Collected data =>
********

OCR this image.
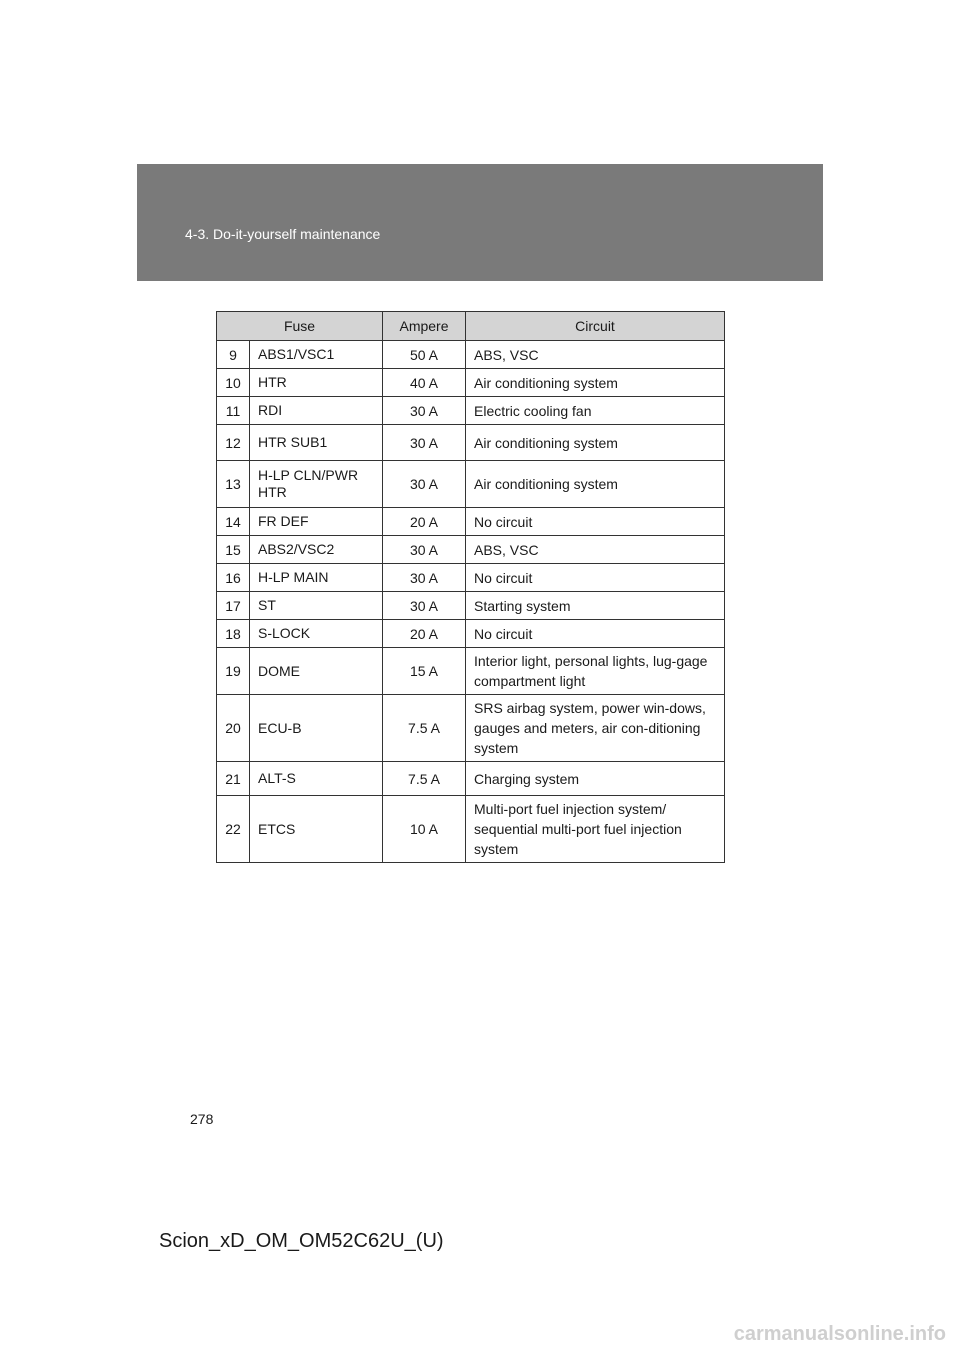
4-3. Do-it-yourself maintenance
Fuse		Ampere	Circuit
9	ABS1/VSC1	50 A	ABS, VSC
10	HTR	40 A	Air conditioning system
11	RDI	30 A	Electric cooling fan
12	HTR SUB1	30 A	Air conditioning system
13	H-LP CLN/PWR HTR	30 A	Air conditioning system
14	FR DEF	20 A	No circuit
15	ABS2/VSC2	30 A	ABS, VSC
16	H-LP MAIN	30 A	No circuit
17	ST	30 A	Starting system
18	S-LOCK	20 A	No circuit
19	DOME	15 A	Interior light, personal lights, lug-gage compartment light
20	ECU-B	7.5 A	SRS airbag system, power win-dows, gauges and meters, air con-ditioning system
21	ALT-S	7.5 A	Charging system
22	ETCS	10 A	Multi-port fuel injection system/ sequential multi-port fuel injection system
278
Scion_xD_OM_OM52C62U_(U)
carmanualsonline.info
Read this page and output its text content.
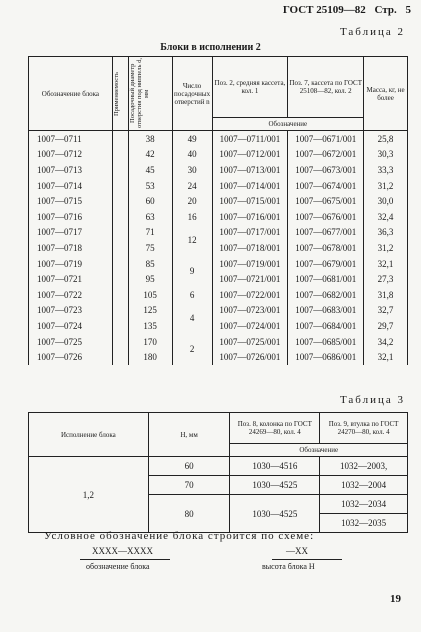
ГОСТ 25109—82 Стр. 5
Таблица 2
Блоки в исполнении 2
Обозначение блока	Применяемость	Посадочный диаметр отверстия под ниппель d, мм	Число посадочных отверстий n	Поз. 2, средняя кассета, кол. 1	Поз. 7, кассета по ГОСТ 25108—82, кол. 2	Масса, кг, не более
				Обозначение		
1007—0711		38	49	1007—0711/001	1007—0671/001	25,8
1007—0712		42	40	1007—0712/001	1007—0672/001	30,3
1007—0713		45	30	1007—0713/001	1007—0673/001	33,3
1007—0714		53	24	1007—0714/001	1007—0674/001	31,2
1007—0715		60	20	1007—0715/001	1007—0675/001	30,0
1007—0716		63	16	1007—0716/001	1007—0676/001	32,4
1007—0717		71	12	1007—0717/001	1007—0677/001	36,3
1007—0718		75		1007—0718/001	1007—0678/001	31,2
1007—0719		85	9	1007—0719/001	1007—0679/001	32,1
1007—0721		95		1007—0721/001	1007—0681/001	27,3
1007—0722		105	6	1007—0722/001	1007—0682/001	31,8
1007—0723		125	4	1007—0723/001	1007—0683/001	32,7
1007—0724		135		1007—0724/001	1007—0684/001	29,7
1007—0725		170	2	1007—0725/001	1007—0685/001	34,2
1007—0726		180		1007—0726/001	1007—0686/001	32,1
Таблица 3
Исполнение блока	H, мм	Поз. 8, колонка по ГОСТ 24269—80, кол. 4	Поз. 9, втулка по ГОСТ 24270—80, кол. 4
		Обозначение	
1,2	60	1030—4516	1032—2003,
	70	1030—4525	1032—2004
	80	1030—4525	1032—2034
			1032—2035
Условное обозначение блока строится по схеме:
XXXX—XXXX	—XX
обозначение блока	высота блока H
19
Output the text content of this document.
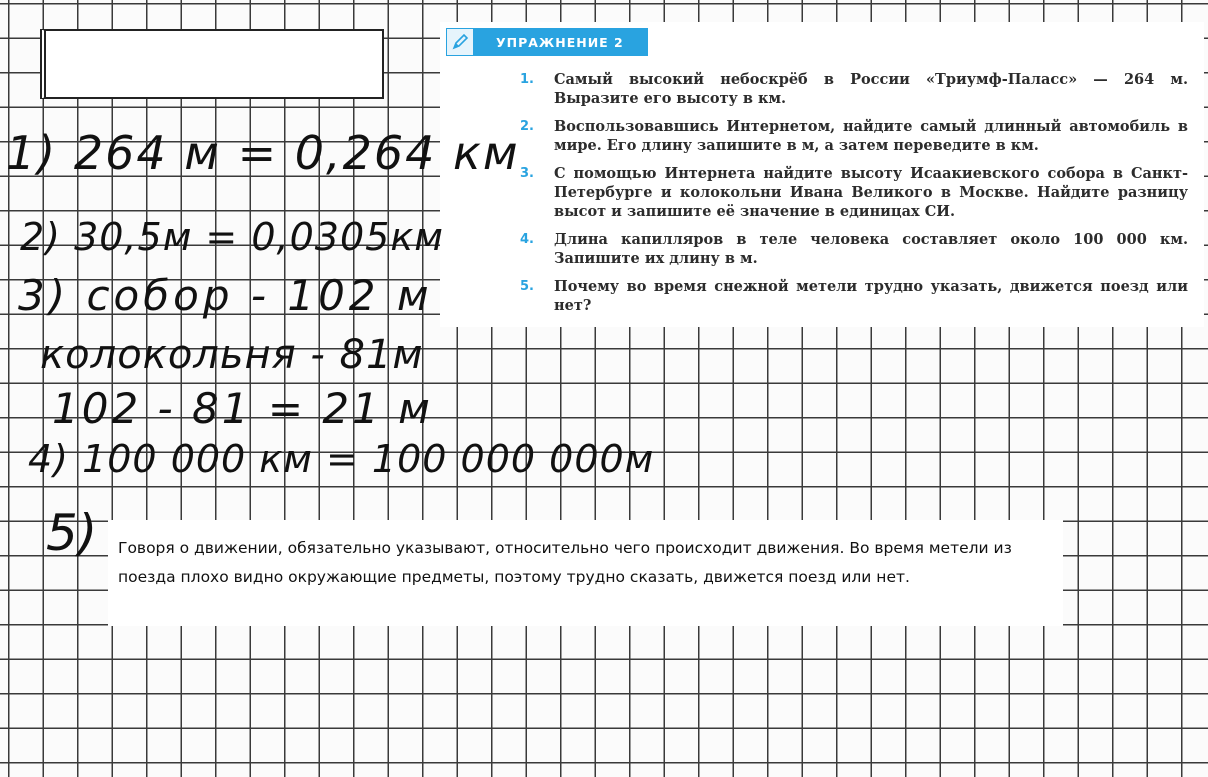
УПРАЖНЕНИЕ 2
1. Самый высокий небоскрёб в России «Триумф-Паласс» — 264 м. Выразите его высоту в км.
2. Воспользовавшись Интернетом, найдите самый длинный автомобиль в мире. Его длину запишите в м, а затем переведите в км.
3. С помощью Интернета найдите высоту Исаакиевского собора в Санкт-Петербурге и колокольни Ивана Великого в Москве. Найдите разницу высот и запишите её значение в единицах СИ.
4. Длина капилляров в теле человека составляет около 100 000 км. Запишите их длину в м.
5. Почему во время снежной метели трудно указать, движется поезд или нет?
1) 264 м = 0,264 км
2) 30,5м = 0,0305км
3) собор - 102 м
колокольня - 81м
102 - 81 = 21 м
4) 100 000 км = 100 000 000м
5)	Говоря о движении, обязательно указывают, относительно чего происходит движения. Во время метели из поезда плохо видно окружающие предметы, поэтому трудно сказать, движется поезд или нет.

********

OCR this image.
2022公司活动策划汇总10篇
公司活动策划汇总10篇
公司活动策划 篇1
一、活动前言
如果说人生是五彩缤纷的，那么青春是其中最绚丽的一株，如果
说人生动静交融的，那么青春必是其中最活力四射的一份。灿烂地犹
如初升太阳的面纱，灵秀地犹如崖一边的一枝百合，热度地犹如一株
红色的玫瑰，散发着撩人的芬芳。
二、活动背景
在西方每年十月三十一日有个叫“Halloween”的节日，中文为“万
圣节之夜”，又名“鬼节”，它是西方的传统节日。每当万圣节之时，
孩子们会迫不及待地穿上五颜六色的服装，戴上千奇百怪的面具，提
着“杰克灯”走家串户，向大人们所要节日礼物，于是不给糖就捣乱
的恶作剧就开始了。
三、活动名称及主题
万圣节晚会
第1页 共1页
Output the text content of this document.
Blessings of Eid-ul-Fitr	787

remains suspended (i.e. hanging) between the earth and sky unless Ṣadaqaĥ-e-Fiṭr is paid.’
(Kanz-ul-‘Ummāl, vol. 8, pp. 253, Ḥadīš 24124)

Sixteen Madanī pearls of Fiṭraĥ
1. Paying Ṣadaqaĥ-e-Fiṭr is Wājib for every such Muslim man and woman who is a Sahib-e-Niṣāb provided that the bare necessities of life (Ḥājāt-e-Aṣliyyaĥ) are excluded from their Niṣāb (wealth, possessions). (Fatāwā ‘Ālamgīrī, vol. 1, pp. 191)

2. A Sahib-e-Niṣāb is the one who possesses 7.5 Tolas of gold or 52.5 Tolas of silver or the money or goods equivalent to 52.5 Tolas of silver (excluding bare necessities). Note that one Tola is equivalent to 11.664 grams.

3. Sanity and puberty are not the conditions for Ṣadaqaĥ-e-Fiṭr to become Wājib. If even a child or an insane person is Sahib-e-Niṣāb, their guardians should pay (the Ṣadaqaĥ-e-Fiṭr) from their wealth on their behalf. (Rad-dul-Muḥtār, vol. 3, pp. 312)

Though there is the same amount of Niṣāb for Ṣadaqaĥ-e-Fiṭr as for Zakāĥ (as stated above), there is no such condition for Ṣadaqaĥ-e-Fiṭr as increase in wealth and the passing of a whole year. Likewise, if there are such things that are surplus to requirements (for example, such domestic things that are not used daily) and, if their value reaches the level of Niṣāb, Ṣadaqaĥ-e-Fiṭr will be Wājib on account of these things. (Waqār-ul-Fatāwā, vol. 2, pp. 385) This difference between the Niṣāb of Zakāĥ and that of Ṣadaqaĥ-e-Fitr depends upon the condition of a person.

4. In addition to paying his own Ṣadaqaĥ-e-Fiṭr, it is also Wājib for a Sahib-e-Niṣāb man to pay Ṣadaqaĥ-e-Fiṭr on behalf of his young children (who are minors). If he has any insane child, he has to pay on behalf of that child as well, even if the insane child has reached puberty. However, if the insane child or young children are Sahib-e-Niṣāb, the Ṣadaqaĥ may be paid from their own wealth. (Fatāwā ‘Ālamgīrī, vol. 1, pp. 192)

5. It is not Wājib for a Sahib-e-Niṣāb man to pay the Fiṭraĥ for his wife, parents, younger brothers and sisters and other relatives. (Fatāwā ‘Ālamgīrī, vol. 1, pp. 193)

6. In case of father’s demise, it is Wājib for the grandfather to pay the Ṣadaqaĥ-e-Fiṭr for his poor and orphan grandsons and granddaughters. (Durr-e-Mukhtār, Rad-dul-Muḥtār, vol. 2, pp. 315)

********

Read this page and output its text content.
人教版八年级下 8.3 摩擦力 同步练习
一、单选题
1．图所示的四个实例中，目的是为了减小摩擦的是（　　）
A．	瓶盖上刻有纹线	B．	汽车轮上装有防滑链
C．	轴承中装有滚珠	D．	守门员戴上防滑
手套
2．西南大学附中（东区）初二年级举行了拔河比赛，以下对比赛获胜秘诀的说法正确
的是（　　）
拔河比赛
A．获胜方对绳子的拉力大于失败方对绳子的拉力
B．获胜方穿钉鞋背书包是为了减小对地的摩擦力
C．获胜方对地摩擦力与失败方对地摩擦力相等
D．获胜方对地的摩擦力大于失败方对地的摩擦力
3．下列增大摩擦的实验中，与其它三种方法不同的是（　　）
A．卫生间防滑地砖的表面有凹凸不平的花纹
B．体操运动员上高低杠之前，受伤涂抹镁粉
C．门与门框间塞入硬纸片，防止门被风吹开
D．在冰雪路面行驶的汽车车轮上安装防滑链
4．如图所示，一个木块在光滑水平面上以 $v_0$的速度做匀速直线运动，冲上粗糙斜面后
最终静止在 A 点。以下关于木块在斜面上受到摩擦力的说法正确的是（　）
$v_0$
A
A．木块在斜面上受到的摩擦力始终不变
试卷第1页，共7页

********

What the task asks => Gather every line from the entries above where the word "трудно" appears, and copy them.

Worked answer =>
5. Почему во время снежной метели трудно указать, движется поезд или нет?
5)	Говоря о движении, обязательно указывают, относительно чего происходит движения. Во время метели из поезда плохо видно окружающие предметы, поэтому трудно сказать, движется поезд или нет.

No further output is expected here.